-- WHAT THE TASK REQUIRES --
Wherever the string "this" appears in the listing, copy that line.

-- GIVEN DATA --
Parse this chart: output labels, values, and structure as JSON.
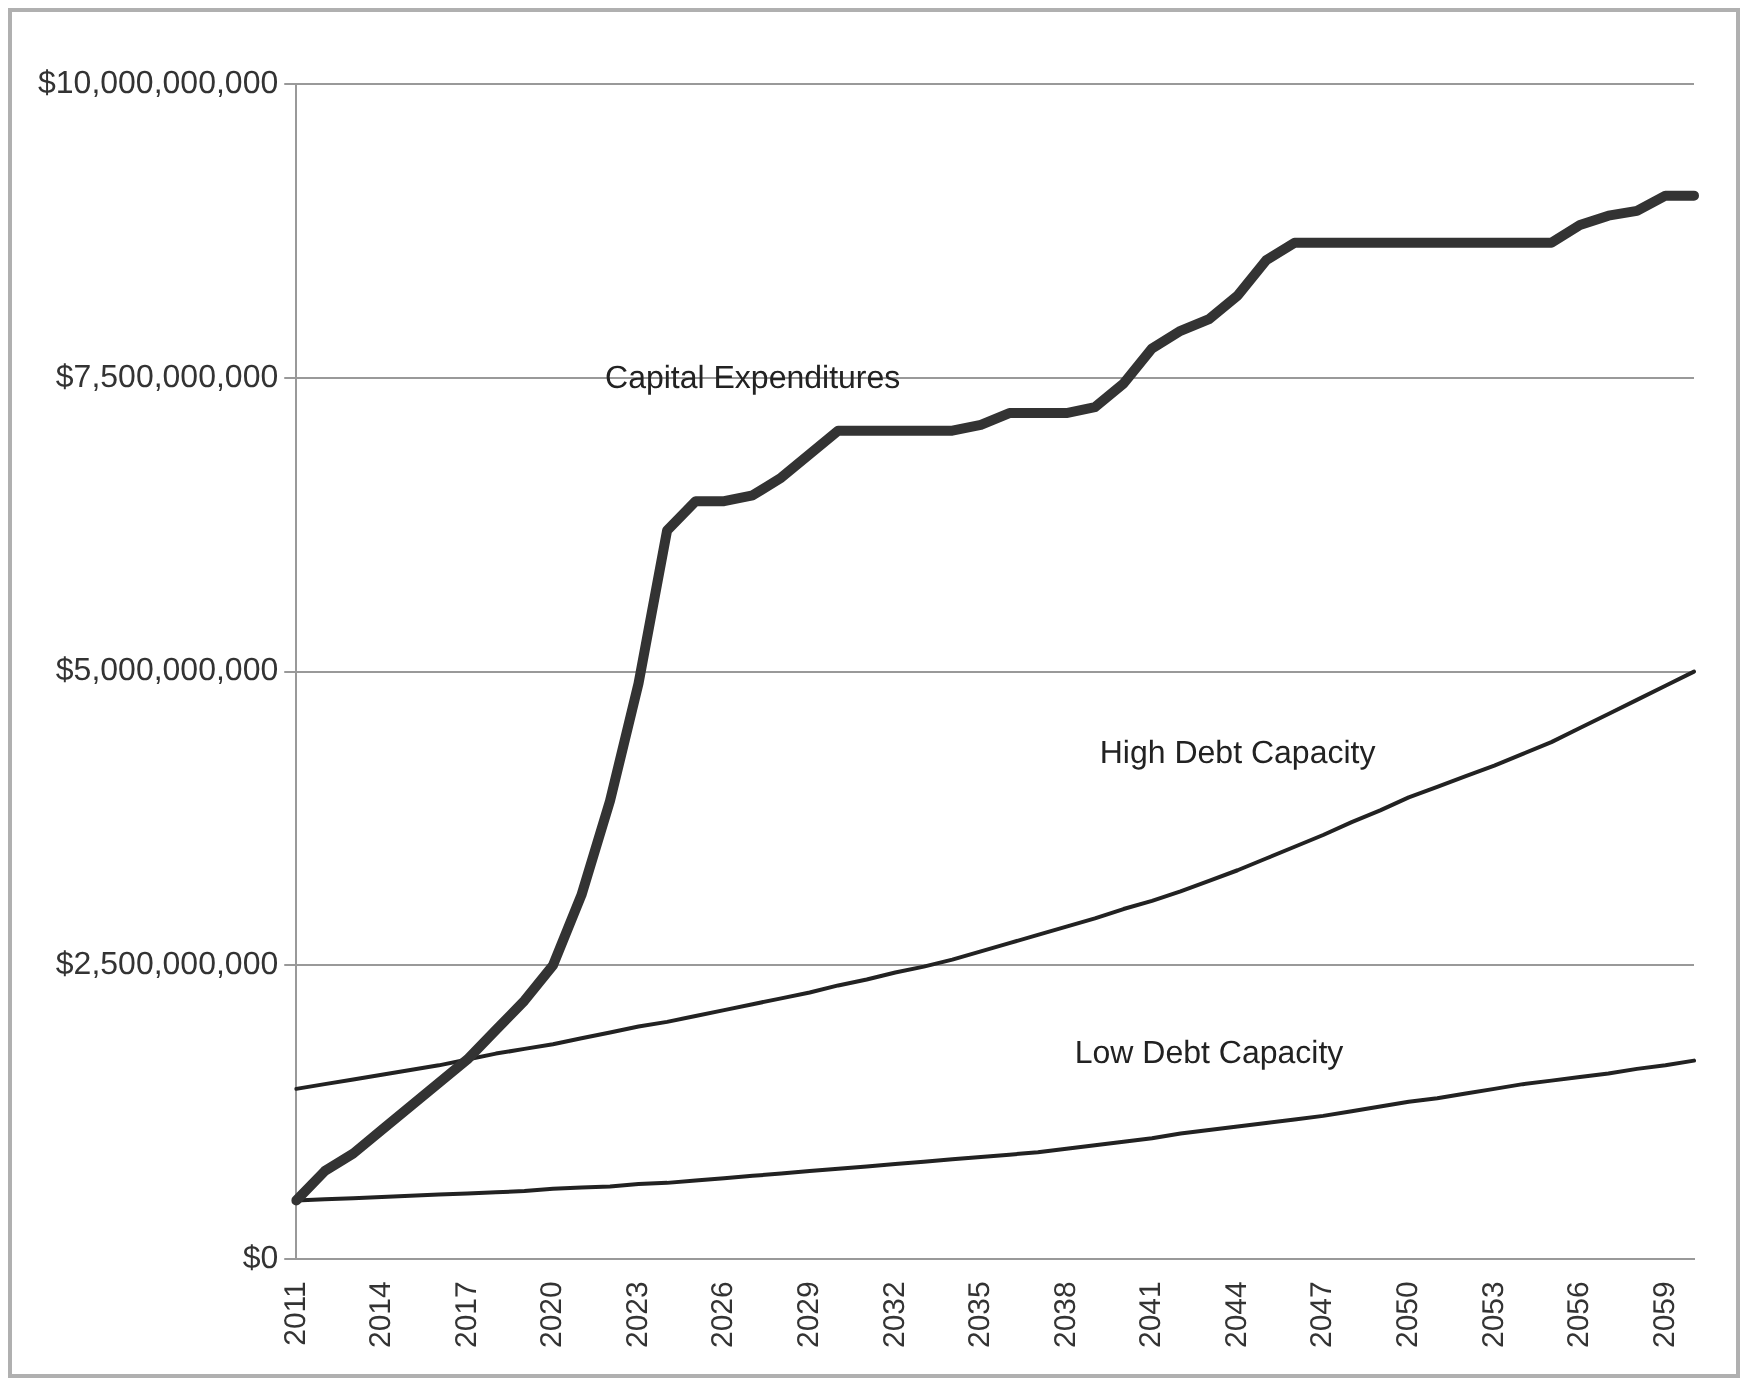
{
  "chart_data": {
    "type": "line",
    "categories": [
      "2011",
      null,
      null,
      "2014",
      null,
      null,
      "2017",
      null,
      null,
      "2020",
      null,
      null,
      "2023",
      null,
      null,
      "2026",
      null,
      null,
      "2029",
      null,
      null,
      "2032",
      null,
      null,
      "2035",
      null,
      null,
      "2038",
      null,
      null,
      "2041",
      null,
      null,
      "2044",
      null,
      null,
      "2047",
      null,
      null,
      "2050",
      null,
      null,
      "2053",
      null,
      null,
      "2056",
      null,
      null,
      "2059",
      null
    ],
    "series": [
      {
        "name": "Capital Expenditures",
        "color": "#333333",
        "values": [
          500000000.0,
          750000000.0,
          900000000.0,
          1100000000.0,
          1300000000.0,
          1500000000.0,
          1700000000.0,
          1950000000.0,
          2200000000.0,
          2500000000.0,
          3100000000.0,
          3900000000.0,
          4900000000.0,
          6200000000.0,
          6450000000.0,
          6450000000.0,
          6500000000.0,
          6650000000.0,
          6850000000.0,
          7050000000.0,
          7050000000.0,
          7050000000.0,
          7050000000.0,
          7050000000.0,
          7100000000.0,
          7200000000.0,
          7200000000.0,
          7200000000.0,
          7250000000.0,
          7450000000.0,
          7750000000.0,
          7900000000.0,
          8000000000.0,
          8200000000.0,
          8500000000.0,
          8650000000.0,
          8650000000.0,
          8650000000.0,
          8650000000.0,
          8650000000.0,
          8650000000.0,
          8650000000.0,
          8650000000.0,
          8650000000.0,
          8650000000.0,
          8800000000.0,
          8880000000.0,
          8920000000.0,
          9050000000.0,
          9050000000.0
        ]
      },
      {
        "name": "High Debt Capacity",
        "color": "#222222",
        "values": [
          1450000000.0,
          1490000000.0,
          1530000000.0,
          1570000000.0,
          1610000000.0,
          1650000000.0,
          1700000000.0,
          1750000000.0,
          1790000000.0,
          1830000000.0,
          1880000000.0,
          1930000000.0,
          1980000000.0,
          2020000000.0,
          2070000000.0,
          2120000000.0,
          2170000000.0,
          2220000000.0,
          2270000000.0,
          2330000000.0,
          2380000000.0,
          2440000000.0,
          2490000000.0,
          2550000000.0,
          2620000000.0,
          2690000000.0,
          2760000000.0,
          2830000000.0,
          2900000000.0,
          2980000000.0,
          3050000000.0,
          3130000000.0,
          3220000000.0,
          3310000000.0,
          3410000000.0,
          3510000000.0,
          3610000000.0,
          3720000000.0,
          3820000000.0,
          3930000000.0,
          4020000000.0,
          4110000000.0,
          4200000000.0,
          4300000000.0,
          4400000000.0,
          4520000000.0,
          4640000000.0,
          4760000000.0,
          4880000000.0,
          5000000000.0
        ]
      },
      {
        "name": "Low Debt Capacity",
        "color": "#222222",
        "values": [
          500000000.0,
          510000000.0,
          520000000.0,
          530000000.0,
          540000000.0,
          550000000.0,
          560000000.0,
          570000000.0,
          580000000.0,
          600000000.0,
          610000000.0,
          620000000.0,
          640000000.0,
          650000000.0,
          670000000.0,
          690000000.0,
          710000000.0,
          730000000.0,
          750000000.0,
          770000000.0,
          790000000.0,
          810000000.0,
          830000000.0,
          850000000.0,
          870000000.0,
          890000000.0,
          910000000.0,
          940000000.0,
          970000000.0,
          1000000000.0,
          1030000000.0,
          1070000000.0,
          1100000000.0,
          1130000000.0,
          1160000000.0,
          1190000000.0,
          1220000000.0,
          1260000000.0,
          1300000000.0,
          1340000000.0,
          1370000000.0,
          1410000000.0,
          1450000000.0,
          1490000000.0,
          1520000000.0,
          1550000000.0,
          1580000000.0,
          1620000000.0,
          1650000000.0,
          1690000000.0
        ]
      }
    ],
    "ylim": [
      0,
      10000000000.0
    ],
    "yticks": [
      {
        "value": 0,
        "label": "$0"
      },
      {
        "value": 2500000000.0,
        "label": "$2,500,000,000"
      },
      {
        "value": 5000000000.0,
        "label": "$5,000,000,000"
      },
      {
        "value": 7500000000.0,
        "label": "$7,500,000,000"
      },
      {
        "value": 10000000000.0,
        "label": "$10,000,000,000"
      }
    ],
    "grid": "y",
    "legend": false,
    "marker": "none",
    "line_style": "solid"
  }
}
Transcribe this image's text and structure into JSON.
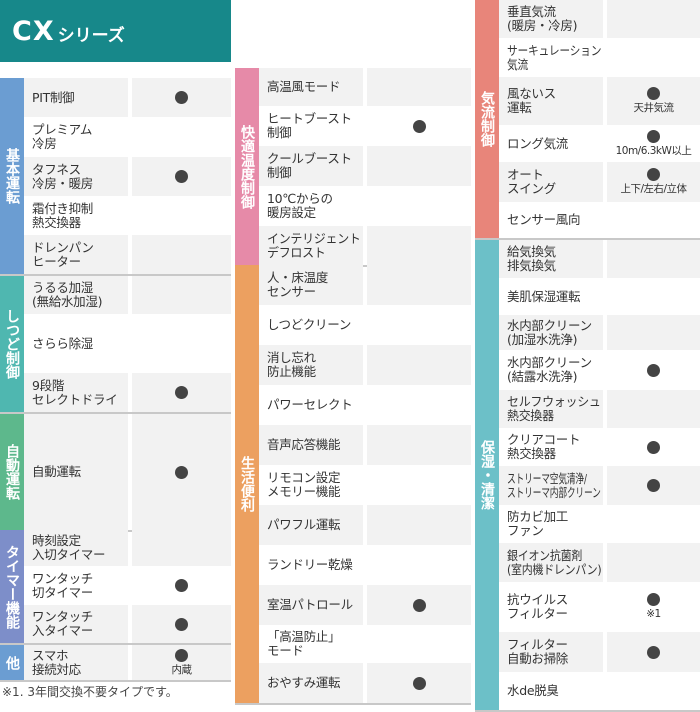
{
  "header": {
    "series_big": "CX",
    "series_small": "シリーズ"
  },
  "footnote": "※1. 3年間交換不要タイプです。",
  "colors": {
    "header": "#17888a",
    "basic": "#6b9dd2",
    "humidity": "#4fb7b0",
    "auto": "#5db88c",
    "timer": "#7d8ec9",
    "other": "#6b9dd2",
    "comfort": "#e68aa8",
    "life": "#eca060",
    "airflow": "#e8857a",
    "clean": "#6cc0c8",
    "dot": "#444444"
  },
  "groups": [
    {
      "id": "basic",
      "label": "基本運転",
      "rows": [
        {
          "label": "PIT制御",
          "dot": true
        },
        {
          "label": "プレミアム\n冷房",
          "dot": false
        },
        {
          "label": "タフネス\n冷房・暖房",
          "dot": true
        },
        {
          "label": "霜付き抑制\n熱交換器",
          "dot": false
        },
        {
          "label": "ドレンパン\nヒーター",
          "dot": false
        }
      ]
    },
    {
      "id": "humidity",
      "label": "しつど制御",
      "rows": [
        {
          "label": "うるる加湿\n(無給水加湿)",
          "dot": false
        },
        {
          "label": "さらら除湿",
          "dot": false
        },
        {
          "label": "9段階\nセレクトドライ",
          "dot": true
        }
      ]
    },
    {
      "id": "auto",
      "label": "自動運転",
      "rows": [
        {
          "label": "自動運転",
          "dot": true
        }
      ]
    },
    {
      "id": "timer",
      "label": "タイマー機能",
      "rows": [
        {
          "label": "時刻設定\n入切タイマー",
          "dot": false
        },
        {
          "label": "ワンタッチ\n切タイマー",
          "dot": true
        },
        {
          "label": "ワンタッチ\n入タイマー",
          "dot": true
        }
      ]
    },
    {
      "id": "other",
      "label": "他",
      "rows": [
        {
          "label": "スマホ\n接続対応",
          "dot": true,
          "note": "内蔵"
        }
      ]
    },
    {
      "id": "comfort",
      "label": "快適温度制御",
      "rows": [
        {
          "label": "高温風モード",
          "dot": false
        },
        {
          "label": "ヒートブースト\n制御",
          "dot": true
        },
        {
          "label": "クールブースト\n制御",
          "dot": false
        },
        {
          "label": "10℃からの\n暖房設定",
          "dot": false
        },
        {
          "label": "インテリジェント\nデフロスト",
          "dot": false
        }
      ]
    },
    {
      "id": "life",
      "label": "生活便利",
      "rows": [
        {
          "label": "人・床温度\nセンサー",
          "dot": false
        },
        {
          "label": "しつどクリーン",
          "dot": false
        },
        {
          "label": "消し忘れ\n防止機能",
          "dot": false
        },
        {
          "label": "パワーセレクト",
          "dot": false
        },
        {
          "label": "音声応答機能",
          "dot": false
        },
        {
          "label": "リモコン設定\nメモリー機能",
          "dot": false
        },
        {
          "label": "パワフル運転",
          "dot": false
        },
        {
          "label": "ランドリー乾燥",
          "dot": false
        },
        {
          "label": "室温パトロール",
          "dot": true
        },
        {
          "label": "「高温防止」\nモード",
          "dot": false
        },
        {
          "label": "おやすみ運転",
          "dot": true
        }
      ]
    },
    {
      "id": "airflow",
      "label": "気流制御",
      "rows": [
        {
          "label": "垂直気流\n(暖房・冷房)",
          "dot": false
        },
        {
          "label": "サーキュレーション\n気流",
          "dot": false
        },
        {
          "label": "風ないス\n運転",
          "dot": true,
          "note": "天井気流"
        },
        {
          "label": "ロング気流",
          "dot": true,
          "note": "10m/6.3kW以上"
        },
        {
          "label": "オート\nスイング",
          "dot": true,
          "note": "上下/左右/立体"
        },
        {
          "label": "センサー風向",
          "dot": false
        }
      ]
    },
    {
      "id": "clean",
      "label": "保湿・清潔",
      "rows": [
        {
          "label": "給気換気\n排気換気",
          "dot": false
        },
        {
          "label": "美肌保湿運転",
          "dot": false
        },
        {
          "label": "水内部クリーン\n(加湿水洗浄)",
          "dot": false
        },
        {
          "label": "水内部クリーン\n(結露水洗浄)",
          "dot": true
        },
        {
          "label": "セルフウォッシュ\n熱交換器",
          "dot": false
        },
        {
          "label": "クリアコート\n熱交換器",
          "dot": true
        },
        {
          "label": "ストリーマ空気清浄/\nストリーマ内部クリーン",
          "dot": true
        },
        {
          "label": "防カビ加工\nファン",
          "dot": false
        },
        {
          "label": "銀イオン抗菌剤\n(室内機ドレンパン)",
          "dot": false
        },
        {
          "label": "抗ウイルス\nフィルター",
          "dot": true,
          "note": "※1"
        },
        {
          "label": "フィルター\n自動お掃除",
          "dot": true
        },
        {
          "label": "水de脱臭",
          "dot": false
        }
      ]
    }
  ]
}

-- WRITTEN ANSWER --
Parse this chart: output labels, values, and structure as JSON.
Transcribe this image's text and structure into JSON.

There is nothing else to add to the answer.